## ENTRIES
>> BEGIN

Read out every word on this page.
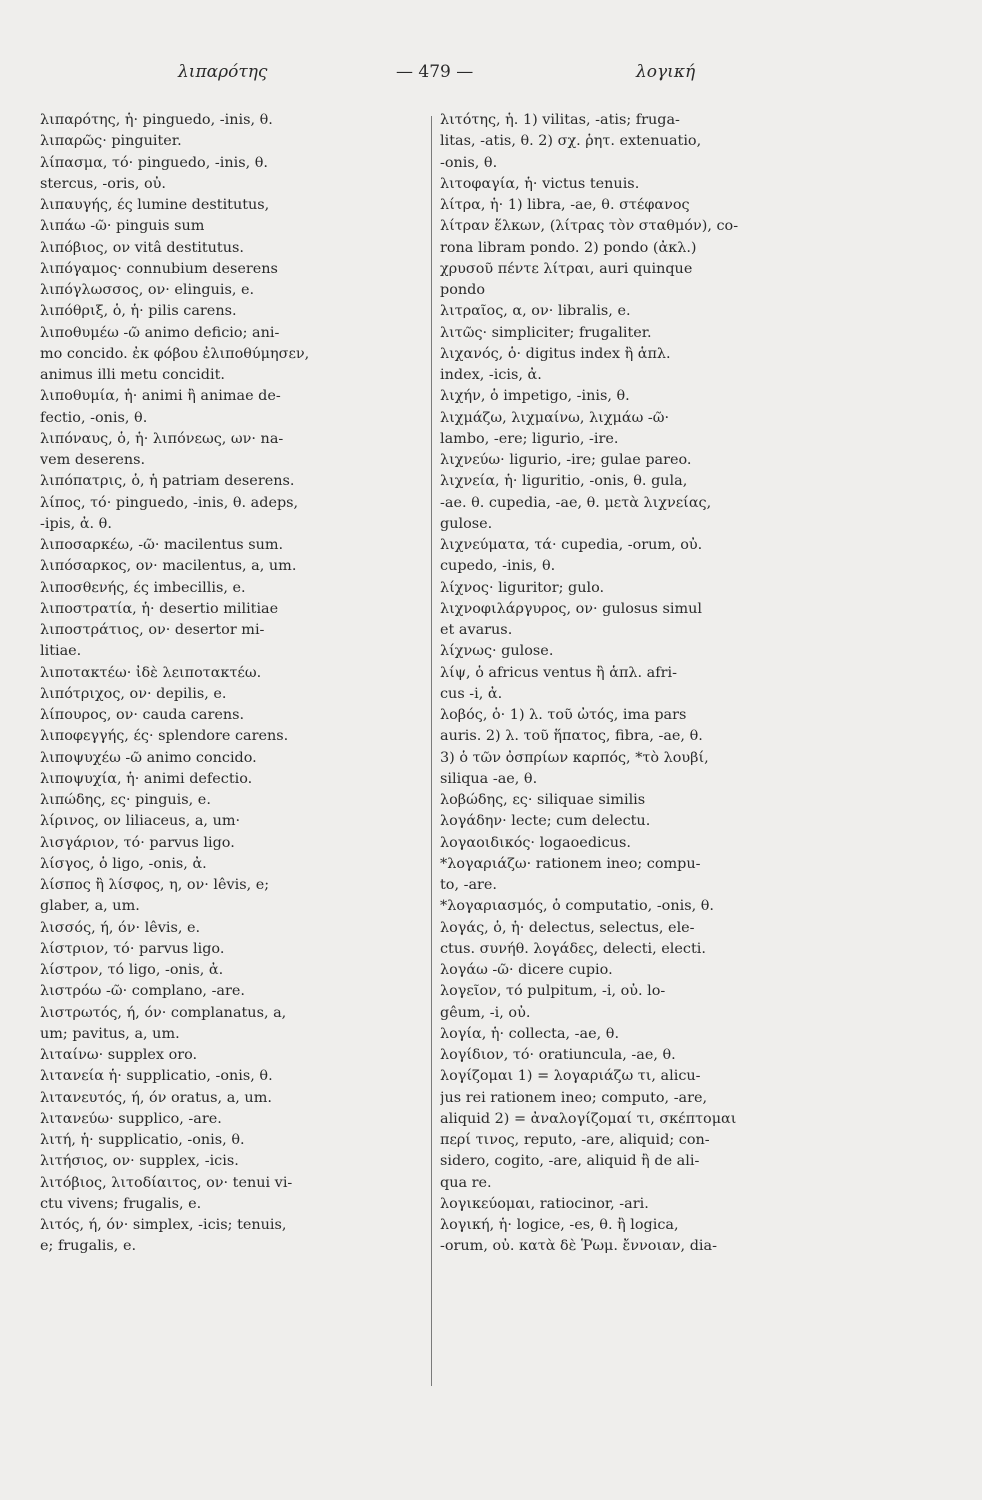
λιπαρότης	— 479 —	λογική
λιπαρότης, ἡ· pinguedo, -inis, θ.
λιπαρῶς· pinguiter.
λίπασμα, τό· pinguedo, -inis, θ.
stercus, -oris, οὐ.
λιπαυγής, ές lumine destitutus,
λιπάω -ῶ· pinguis sum
λιπόβιος, ον vitâ destitutus.
λιπόγαμος· connubium deserens
λιπόγλωσσος, ον· elinguis, e.
λιπόθριξ, ὁ, ἡ· pilis carens.
λιποθυμέω -ῶ animo deficio; ani-
mo concido. ἐκ φόβου ἐλιποθύμησεν,
animus illi metu concidit.
λιποθυμία, ἡ· animi ἢ animae de-
fectio, -onis, θ.
λιπόναυς, ὁ, ἡ· λιπόνεως, ων· na-
vem deserens.
λιπόπατρις, ὁ, ἡ patriam deserens.
λίπος, τό· pinguedo, -inis, θ. adeps,
-ipis, ἀ. θ.
λιποσαρκέω, -ῶ· macilentus sum.
λιπόσαρκος, ον· macilentus, a, um.
λιποσθενής, ές imbecillis, e.
λιποστρατία, ἡ· desertio militiae
λιποστράτιος, ον· desertor mi-
litiae.
λιποτακτέω· ἰδὲ λειποτακτέω.
λιπότριχος, ον· depilis, e.
λίπουρος, ον· cauda carens.
λιποφεγγής, ές· splendore carens.
λιποψυχέω -ῶ animo concido.
λιποψυχία, ἡ· animi defectio.
λιπώδης, ες· pinguis, e.
λίρινος, ον liliaceus, a, um·
λισγάριον, τό· parvus ligo.
λίσγος, ὁ ligo, -onis, ἀ.
λίσπος ἢ λίσφος, η, ον· lêvis, e;
glaber, a, um.
λισσός, ή, όν· lêvis, e.
λίστριον, τό· parvus ligo.
λίστρον, τό ligo, -onis, ἀ.
λιστρόω -ῶ· complano, -are.
λιστρωτός, ή, όν· complanatus, a,
um; pavitus, a, um.
λιταίνω· supplex oro.
λιτανεία ἡ· supplicatio, -onis, θ.
λιτανευτός, ή, όν oratus, a, um.
λιτανεύω· supplico, -are.
λιτή, ἡ· supplicatio, -onis, θ.
λιτήσιος, ον· supplex, -icis.
λιτόβιος, λιτοδίαιτος, ον· tenui vi-
ctu vivens; frugalis, e.
λιτός, ή, όν· simplex, -icis; tenuis,
e; frugalis, e.
λιτότης, ἡ. 1) vilitas, -atis; fruga-
litas, -atis, θ. 2) σχ. ῥητ. extenuatio,
-onis, θ.
λιτοφαγία, ἡ· victus tenuis.
λίτρα, ἡ· 1) libra, -ae, θ. στέφανος
λίτραν ἕλκων, (λίτρας τὸν σταθμόν), co-
rona libram pondo. 2) pondo (ἀκλ.)
χρυσοῦ πέντε λίτραι, auri quinque
pondo
λιτραῖος, α, ον· libralis, e.
λιτῶς· simpliciter; frugaliter.
λιχανός, ὁ· digitus index ἢ ἁπλ.
index, -icis, ἀ.
λιχήν, ὁ impetigo, -inis, θ.
λιχμάζω, λιχμαίνω, λιχμάω -ῶ·
lambo, -ere; ligurio, -ire.
λιχνεύω· ligurio, -ire; gulae pareo.
λιχνεία, ἡ· liguritio, -onis, θ. gula,
-ae. θ. cupedia, -ae, θ. μετὰ λιχνείας,
gulose.
λιχνεύματα, τά· cupedia, -orum, οὐ.
cupedo, -inis, θ.
λίχνος· liguritor; gulo.
λιχνοφιλάργυρος, ον· gulosus simul
et avarus.
λίχνως· gulose.
λίψ, ὁ africus ventus ἢ ἁπλ. afri-
cus -i, ἀ.
λοβός, ὁ· 1) λ. τοῦ ὠτός, ima pars
auris. 2) λ. τοῦ ἥπατος, fibra, -ae, θ.
3) ὁ τῶν ὀσπρίων καρπός, *τὸ λουβί,
siliqua -ae, θ.
λοβώδης, ες· siliquae similis
λογάδην· lecte; cum delectu.
λογαοιδικός· logaoedicus.
*λογαριάζω· rationem ineo; compu-
to, -are.
*λογαριασμός, ὁ computatio, -onis, θ.
λογάς, ὁ, ἡ· delectus, selectus, ele-
ctus. συνήθ. λογάδες, delecti, electi.
λογάω -ῶ· dicere cupio.
λογεῖον, τό pulpitum, -i, οὐ. lo-
gêum, -i, οὐ.
λογία, ἡ· collecta, -ae, θ.
λογίδιον, τό· oratiuncula, -ae, θ.
λογίζομαι 1) = λογαριάζω τι, alicu-
jus rei rationem ineo; computo, -are,
aliquid 2) = ἀναλογίζομαί τι, σκέπτομαι
περί τινος, reputo, -are, aliquid; con-
sidero, cogito, -are, aliquid ἢ de ali-
qua re.
λογικεύομαι, ratiocinor, -ari.
λογική, ἡ· logice, -es, θ. ἢ logica,
-orum, οὐ. κατὰ δὲ Ῥωμ. ἔννοιαν, dia-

>> END

## EXERCISE INSTRUCTIONS
A faithful copy of the records above is needed, with the pictures left out.

## SOLVED PROBLEM
Read out every word on this page.
λιπαρότης	— 479 —	λογική
λιπαρότης, ἡ· pinguedo, -inis, θ.
λιπαρῶς· pinguiter.
λίπασμα, τό· pinguedo, -inis, θ.
stercus, -oris, οὐ.
λιπαυγής, ές lumine destitutus,
λιπάω -ῶ· pinguis sum
λιπόβιος, ον vitâ destitutus.
λιπόγαμος· connubium deserens
λιπόγλωσσος, ον· elinguis, e.
λιπόθριξ, ὁ, ἡ· pilis carens.
λιποθυμέω -ῶ animo deficio; ani-
mo concido. ἐκ φόβου ἐλιποθύμησεν,
animus illi metu concidit.
λιποθυμία, ἡ· animi ἢ animae de-
fectio, -onis, θ.
λιπόναυς, ὁ, ἡ· λιπόνεως, ων· na-
vem deserens.
λιπόπατρις, ὁ, ἡ patriam deserens.
λίπος, τό· pinguedo, -inis, θ. adeps,
-ipis, ἀ. θ.
λιποσαρκέω, -ῶ· macilentus sum.
λιπόσαρκος, ον· macilentus, a, um.
λιποσθενής, ές imbecillis, e.
λιποστρατία, ἡ· desertio militiae
λιποστράτιος, ον· desertor mi-
litiae.
λιποτακτέω· ἰδὲ λειποτακτέω.
λιπότριχος, ον· depilis, e.
λίπουρος, ον· cauda carens.
λιποφεγγής, ές· splendore carens.
λιποψυχέω -ῶ animo concido.
λιποψυχία, ἡ· animi defectio.
λιπώδης, ες· pinguis, e.
λίρινος, ον liliaceus, a, um·
λισγάριον, τό· parvus ligo.
λίσγος, ὁ ligo, -onis, ἀ.
λίσπος ἢ λίσφος, η, ον· lêvis, e;
glaber, a, um.
λισσός, ή, όν· lêvis, e.
λίστριον, τό· parvus ligo.
λίστρον, τό ligo, -onis, ἀ.
λιστρόω -ῶ· complano, -are.
λιστρωτός, ή, όν· complanatus, a,
um; pavitus, a, um.
λιταίνω· supplex oro.
λιτανεία ἡ· supplicatio, -onis, θ.
λιτανευτός, ή, όν oratus, a, um.
λιτανεύω· supplico, -are.
λιτή, ἡ· supplicatio, -onis, θ.
λιτήσιος, ον· supplex, -icis.
λιτόβιος, λιτοδίαιτος, ον· tenui vi-
ctu vivens; frugalis, e.
λιτός, ή, όν· simplex, -icis; tenuis,
e; frugalis, e.
λιτότης, ἡ. 1) vilitas, -atis; fruga-
litas, -atis, θ. 2) σχ. ῥητ. extenuatio,
-onis, θ.
λιτοφαγία, ἡ· victus tenuis.
λίτρα, ἡ· 1) libra, -ae, θ. στέφανος
λίτραν ἕλκων, (λίτρας τὸν σταθμόν), co-
rona libram pondo. 2) pondo (ἀκλ.)
χρυσοῦ πέντε λίτραι, auri quinque
pondo
λιτραῖος, α, ον· libralis, e.
λιτῶς· simpliciter; frugaliter.
λιχανός, ὁ· digitus index ἢ ἁπλ.
index, -icis, ἀ.
λιχήν, ὁ impetigo, -inis, θ.
λιχμάζω, λιχμαίνω, λιχμάω -ῶ·
lambo, -ere; ligurio, -ire.
λιχνεύω· ligurio, -ire; gulae pareo.
λιχνεία, ἡ· liguritio, -onis, θ. gula,
-ae. θ. cupedia, -ae, θ. μετὰ λιχνείας,
gulose.
λιχνεύματα, τά· cupedia, -orum, οὐ.
cupedo, -inis, θ.
λίχνος· liguritor; gulo.
λιχνοφιλάργυρος, ον· gulosus simul
et avarus.
λίχνως· gulose.
λίψ, ὁ africus ventus ἢ ἁπλ. afri-
cus -i, ἀ.
λοβός, ὁ· 1) λ. τοῦ ὠτός, ima pars
auris. 2) λ. τοῦ ἥπατος, fibra, -ae, θ.
3) ὁ τῶν ὀσπρίων καρπός, *τὸ λουβί,
siliqua -ae, θ.
λοβώδης, ες· siliquae similis
λογάδην· lecte; cum delectu.
λογαοιδικός· logaoedicus.
*λογαριάζω· rationem ineo; compu-
to, -are.
*λογαριασμός, ὁ computatio, -onis, θ.
λογάς, ὁ, ἡ· delectus, selectus, ele-
ctus. συνήθ. λογάδες, delecti, electi.
λογάω -ῶ· dicere cupio.
λογεῖον, τό pulpitum, -i, οὐ. lo-
gêum, -i, οὐ.
λογία, ἡ· collecta, -ae, θ.
λογίδιον, τό· oratiuncula, -ae, θ.
λογίζομαι 1) = λογαριάζω τι, alicu-
jus rei rationem ineo; computo, -are,
aliquid 2) = ἀναλογίζομαί τι, σκέπτομαι
περί τινος, reputo, -are, aliquid; con-
sidero, cogito, -are, aliquid ἢ de ali-
qua re.
λογικεύομαι, ratiocinor, -ari.
λογική, ἡ· logice, -es, θ. ἢ logica,
-orum, οὐ. κατὰ δὲ Ῥωμ. ἔννοιαν, dia-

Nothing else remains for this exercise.